### What you are asked to do:
Format the listing lines as a numbered list, leaving out blank lines, from the line with "menu-item-community[interactable]: コミュニティー [26,115,57,121]" up to and including the line with "share-icon [62,34,68,42]".

### Element box annotations:
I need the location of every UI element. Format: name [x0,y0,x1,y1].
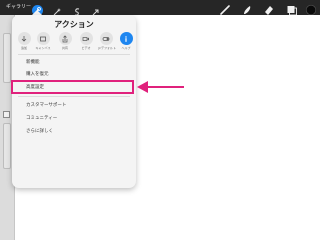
menu-item-community[interactable]: コミュニティー [26,115,57,121]
menu-item-customer-support[interactable]: カスタマーサポート [26,102,66,108]
tab-add[interactable]: 追加 [16,32,32,52]
modify-button[interactable] [3,111,10,118]
tab-preferences[interactable]: ｐデフォルト [98,32,117,52]
divider [18,96,130,97]
tab-video[interactable]: ビデオ [78,32,94,52]
opacity-slider[interactable] [3,123,11,169]
share-icon [62,34,68,42]
tab-canvas[interactable]: キャンバス [35,32,51,52]
actions-popover: アクション 追加 キャンバス 共有 ビデオ ｐデフォルト ヘルプ 新機能 購入を… [12,15,136,188]
tab-label: ヘルプ [121,46,131,50]
tab-label: 追加 [20,46,27,50]
top-toolbar: ギャラリー [0,0,320,16]
canvas-icon [40,36,46,41]
divider [18,54,130,55]
tab-label: キャンバス [35,46,51,50]
info-icon [125,35,127,42]
tab-help[interactable]: ヘルプ [118,32,134,52]
video-icon [82,36,89,41]
brush-size-slider[interactable] [3,33,11,83]
popover-title: アクション [54,20,94,29]
gallery-button[interactable]: ギャラリー [6,3,31,10]
preferences-icon [102,36,110,41]
menu-item-learn-more[interactable]: さらに詳しく [26,128,53,134]
menu-item-whats-new[interactable]: 新機能 [26,59,40,65]
tab-label: ｐデフォルト [98,46,117,50]
pointer-arrow-icon [137,81,184,93]
menu-item-restore-purchase[interactable]: 購入を復元 [26,71,49,77]
tab-share[interactable]: 共有 [57,32,73,52]
tab-label: 共有 [61,46,68,50]
tab-label: ビデオ [81,46,91,50]
add-icon [21,35,27,42]
highlight-box [11,80,134,94]
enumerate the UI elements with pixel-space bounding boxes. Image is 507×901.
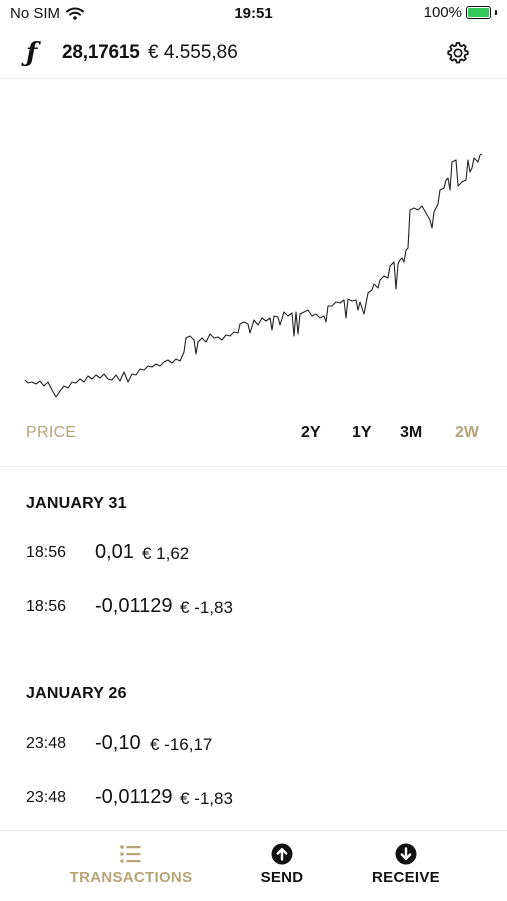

### The response:
1. menu-item-community[interactable]: コミュニティー [26,115,57,121]
2. menu-item-customer-support[interactable]: カスタマーサポート [26,102,66,108]
3. tab-add[interactable]: 追加 [16,32,32,52]
4. modify-button[interactable] [3,111,10,118]
5. tab-preferences[interactable]: ｐデフォルト [98,32,117,52]
6. divider [18,96,130,97]
7. tab-video[interactable]: ビデオ [78,32,94,52]
8. opacity-slider[interactable] [3,123,11,169]
9. share-icon [62,34,68,42]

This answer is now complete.